### WORK TO DO
Transcribe the tail of the listing: start at the line containing "Convert this screenshot" and stop after the last line, keeping every character as is and adding nothing.

### Records from a collection of figures
* * *

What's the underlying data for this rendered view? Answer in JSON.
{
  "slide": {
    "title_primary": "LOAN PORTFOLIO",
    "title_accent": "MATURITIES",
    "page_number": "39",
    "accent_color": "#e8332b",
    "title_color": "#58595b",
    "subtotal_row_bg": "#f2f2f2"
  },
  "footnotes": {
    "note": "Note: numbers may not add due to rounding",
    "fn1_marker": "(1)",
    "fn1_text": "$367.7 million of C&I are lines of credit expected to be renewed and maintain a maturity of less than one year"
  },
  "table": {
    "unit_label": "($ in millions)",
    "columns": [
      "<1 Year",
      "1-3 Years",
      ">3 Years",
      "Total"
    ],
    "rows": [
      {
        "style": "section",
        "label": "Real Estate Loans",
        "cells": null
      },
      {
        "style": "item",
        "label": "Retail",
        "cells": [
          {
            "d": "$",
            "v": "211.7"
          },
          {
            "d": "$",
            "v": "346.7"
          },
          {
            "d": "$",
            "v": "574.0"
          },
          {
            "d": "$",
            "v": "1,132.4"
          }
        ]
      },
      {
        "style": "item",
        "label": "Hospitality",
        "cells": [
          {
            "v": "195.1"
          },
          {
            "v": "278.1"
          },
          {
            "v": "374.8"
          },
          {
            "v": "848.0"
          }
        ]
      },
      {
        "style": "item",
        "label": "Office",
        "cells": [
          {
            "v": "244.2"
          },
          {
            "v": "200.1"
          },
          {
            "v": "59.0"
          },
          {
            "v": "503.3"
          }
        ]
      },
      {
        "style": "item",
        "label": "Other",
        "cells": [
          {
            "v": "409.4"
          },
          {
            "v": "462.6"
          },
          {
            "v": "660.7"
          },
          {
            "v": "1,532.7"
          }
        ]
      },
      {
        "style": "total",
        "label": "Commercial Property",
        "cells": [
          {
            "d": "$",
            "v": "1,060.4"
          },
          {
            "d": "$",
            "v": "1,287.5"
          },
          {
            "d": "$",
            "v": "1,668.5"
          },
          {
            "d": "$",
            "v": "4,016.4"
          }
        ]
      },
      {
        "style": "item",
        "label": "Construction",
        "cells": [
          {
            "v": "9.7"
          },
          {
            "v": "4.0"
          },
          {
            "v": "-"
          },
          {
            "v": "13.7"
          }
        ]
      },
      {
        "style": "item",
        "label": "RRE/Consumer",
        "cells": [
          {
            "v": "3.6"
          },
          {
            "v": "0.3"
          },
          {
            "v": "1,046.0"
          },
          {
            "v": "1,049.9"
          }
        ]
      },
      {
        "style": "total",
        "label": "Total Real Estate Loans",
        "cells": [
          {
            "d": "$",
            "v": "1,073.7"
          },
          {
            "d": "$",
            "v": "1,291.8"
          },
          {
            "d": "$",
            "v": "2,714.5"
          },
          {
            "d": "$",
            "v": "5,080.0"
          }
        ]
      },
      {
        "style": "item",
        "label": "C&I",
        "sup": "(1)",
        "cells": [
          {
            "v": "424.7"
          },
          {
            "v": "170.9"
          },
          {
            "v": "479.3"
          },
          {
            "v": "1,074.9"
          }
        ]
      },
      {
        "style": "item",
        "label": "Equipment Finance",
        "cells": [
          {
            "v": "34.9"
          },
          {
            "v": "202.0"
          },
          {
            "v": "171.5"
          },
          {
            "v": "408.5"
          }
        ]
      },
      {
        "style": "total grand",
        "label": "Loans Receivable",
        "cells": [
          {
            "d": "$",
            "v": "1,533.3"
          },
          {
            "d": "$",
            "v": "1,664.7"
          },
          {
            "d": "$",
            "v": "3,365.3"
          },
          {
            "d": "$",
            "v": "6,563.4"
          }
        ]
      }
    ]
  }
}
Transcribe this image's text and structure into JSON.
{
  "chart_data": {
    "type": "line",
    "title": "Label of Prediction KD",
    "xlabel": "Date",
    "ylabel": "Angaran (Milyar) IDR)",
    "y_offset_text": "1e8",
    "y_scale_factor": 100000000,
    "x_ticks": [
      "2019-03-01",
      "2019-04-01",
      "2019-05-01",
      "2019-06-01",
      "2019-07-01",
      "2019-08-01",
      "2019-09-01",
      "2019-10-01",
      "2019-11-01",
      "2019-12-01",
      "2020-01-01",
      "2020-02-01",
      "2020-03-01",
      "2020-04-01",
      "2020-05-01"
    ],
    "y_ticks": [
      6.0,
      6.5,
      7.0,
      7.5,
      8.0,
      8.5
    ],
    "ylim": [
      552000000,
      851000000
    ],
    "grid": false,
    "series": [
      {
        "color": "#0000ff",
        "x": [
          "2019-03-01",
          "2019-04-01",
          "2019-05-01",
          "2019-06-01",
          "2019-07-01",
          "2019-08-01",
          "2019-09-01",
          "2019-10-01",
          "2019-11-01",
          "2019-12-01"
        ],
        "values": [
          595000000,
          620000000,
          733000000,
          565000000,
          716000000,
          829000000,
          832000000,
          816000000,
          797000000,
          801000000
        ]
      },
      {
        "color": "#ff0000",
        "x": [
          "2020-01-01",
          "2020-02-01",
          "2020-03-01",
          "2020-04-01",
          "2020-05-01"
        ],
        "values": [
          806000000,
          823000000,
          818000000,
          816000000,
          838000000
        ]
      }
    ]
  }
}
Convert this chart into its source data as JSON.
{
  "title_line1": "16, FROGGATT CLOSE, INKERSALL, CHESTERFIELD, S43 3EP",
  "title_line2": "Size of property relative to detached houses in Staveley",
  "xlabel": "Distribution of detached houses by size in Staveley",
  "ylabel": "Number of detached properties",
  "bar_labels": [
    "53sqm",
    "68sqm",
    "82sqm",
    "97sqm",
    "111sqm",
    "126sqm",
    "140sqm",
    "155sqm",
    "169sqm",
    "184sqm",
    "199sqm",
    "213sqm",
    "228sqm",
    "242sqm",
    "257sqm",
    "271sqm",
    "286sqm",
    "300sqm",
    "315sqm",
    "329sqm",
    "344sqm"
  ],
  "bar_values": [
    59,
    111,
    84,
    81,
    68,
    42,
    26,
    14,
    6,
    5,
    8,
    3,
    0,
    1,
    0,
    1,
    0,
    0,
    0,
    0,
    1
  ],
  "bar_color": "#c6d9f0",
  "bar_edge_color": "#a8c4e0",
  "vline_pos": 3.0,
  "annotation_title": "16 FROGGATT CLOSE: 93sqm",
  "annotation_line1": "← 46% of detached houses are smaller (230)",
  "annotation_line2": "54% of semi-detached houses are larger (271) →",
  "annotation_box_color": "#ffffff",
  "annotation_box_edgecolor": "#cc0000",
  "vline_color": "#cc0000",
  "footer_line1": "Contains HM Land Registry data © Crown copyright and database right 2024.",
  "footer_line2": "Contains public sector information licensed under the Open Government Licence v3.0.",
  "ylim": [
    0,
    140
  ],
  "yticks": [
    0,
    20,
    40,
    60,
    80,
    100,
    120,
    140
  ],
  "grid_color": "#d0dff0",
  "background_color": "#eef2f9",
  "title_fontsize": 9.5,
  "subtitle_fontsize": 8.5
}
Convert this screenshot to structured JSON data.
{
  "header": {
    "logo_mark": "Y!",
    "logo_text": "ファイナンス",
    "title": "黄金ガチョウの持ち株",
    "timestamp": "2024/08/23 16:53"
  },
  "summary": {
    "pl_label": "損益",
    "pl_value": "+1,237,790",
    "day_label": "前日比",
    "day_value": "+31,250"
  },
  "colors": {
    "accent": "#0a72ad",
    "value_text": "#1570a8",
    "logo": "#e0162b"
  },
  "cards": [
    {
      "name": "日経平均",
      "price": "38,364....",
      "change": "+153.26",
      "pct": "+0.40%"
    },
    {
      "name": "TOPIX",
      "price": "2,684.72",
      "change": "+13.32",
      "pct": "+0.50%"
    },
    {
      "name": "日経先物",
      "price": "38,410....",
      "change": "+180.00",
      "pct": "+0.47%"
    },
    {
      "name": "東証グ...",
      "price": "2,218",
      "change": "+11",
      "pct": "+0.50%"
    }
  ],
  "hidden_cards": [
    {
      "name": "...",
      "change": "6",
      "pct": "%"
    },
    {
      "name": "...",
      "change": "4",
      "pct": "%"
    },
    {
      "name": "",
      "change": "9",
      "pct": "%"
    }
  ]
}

* * *

### ANSWER FOR THIS EXERCISE
Convert this screenshot to structured JSON data.
{
  "header": {
    "logo_mark": "Y!",
    "logo_text": "ファイナンス",
    "title": "黄金ガチョウの持ち株",
    "timestamp": "2024/08/23 16:53"
  },
  "summary": {
    "pl_label": "損益",
    "pl_value": "+1,237,790",
    "day_label": "前日比",
    "day_value": "+31,250"
  },
  "colors": {
    "accent": "#0a72ad",
    "value_text": "#1570a8",
    "logo": "#e0162b"
  },
  "cards": [
    {
      "name": "日経平均",
      "price": "38,364....",
      "change": "+153.26",
      "pct": "+0.40%"
    },
    {
      "name": "TOPIX",
      "price": "2,684.72",
      "change": "+13.32",
      "pct": "+0.50%"
    },
    {
      "name": "日経先物",
      "price": "38,410....",
      "change": "+180.00",
      "pct": "+0.47%"
    },
    {
      "name": "東証グ...",
      "price": "2,218",
      "change": "+11",
      "pct": "+0.50%"
    }
  ],
  "hidden_cards": [
    {
      "name": "...",
      "change": "6",
      "pct": "%"
    },
    {
      "name": "...",
      "change": "4",
      "pct": "%"
    },
    {
      "name": "",
      "change": "9",
      "pct": "%"
    }
  ]
}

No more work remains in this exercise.